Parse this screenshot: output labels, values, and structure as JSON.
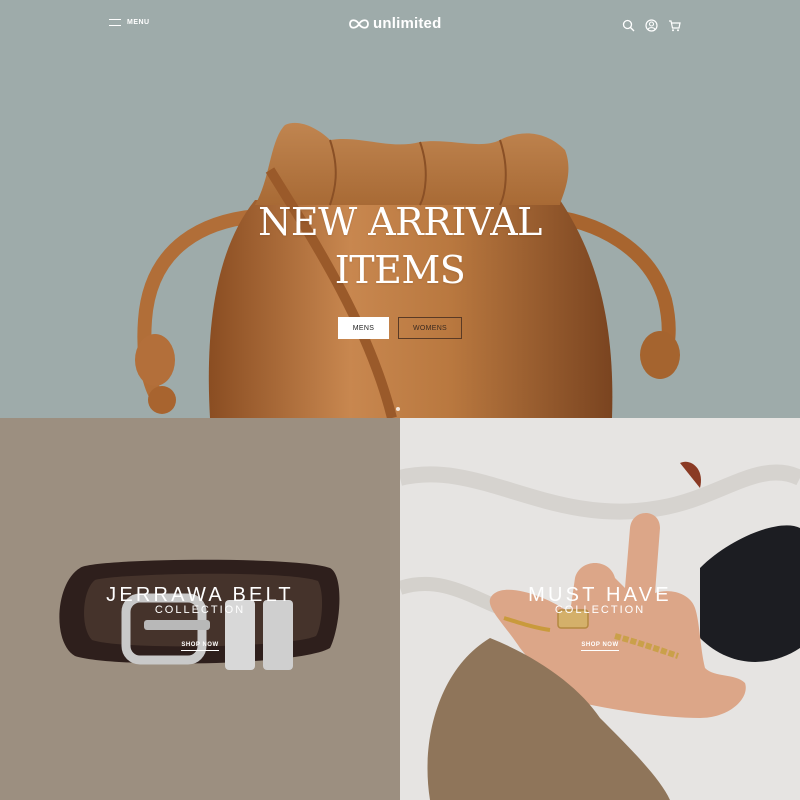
{
  "header": {
    "menu_label": "MENU",
    "logo_text": "unlimited",
    "icons": [
      "search-icon",
      "account-icon",
      "cart-icon"
    ]
  },
  "hero": {
    "title_line1": "NEW ARRIVAL",
    "title_line2": "ITEMS",
    "buttons": [
      {
        "label": "MENS"
      },
      {
        "label": "WOMENS"
      }
    ]
  },
  "collections": [
    {
      "title": "JERRAWA BELT",
      "subtitle": "COLLECTION",
      "link": "SHOP NOW"
    },
    {
      "title": "MUST HAVE",
      "subtitle": "COLLECTION",
      "link": "SHOP NOW"
    }
  ],
  "colors": {
    "hero_bg": "#9eabaa",
    "belt_bg": "#9c8f80",
    "rings_bg": "#e4e2e0",
    "leather": "#b87a45"
  }
}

==*==

- **Given exercise**
Repeat the lines above exactly, and keep every picture out.

- **Answer to this exercise**
Parse this screenshot: output labels, values, and structure as JSON.
{
  "header": {
    "menu_label": "MENU",
    "logo_text": "unlimited",
    "icons": [
      "search-icon",
      "account-icon",
      "cart-icon"
    ]
  },
  "hero": {
    "title_line1": "NEW ARRIVAL",
    "title_line2": "ITEMS",
    "buttons": [
      {
        "label": "MENS"
      },
      {
        "label": "WOMENS"
      }
    ]
  },
  "collections": [
    {
      "title": "JERRAWA BELT",
      "subtitle": "COLLECTION",
      "link": "SHOP NOW"
    },
    {
      "title": "MUST HAVE",
      "subtitle": "COLLECTION",
      "link": "SHOP NOW"
    }
  ],
  "colors": {
    "hero_bg": "#9eabaa",
    "belt_bg": "#9c8f80",
    "rings_bg": "#e4e2e0",
    "leather": "#b87a45"
  }
}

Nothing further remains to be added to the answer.